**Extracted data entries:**

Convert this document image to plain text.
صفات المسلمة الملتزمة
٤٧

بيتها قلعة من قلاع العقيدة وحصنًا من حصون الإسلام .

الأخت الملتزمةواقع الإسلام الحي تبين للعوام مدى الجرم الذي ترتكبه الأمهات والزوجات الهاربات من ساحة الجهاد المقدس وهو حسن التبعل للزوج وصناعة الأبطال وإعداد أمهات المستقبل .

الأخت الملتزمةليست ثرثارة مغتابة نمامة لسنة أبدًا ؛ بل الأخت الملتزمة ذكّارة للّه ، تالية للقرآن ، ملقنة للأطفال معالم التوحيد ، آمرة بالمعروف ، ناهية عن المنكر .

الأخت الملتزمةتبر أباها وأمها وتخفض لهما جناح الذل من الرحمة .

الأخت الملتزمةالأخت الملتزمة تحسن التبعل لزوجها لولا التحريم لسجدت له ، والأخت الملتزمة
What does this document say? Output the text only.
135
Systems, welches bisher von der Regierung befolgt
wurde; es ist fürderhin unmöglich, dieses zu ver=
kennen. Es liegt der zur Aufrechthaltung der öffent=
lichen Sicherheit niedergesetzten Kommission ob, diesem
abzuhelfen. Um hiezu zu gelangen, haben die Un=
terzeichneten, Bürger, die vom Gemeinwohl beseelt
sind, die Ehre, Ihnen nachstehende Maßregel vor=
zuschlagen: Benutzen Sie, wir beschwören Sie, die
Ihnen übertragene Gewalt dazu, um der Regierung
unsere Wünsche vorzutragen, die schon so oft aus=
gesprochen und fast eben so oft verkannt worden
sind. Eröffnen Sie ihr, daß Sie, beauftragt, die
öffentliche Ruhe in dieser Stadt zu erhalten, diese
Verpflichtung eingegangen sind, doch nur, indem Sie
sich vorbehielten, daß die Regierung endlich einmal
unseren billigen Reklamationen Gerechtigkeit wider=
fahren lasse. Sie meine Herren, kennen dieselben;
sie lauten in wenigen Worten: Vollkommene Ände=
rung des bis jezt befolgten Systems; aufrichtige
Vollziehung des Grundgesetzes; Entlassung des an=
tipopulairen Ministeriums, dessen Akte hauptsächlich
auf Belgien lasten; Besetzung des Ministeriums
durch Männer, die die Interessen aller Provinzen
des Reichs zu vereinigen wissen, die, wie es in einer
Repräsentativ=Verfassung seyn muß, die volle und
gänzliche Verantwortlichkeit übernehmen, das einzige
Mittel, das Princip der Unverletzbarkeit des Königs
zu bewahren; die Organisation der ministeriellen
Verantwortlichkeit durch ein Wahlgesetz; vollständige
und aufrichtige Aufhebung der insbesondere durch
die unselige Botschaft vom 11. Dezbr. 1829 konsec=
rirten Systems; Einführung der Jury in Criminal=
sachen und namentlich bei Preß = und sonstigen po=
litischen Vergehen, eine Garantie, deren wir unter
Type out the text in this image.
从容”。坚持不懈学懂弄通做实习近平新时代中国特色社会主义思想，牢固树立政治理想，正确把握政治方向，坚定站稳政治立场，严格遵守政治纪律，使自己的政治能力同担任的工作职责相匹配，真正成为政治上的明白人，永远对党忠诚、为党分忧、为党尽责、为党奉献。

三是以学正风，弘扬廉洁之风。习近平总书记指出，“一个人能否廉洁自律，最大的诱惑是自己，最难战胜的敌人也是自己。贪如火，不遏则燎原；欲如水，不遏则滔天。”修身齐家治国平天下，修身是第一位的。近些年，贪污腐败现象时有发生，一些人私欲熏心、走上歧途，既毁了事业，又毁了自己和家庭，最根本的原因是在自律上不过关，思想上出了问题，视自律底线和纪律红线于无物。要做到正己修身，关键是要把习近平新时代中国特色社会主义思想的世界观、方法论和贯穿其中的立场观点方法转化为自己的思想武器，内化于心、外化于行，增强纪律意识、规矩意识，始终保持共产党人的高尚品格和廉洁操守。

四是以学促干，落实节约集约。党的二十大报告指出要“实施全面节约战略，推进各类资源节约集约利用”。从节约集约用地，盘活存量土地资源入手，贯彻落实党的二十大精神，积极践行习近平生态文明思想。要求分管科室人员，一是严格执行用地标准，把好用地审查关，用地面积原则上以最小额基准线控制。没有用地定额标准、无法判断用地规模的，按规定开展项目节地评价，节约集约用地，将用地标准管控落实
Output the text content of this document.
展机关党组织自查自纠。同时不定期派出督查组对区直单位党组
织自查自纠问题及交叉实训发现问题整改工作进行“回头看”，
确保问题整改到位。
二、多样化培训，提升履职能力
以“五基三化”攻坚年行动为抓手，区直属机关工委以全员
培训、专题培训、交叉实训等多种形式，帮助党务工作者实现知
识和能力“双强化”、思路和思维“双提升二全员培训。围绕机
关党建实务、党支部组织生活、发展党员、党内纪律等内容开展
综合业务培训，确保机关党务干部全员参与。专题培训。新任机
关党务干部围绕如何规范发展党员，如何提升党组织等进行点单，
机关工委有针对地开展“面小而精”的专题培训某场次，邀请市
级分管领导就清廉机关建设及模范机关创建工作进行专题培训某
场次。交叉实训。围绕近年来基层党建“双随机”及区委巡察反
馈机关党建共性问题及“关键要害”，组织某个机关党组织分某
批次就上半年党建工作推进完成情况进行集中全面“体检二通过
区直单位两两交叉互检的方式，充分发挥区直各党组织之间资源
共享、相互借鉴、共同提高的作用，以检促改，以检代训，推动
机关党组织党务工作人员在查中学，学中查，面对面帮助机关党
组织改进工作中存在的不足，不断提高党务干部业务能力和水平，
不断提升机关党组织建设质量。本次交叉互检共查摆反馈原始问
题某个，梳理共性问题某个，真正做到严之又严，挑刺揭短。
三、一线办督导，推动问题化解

**Task directions:** List the lines of the records where "الإسلام" occurs.

**Solution:**
بيتها قلعة من قلاع العقيدة وحصنًا من حصون الإسلام .
الأخت الملتزمةواقع الإسلام الحي تبين للعوام مدى الجرم الذي ترتكبه الأمهات والزوجات الهاربات من ساحة الجهاد المقدس وهو حسن التبعل للزوج وصناعة الأبطال وإعداد أمهات المستقبل .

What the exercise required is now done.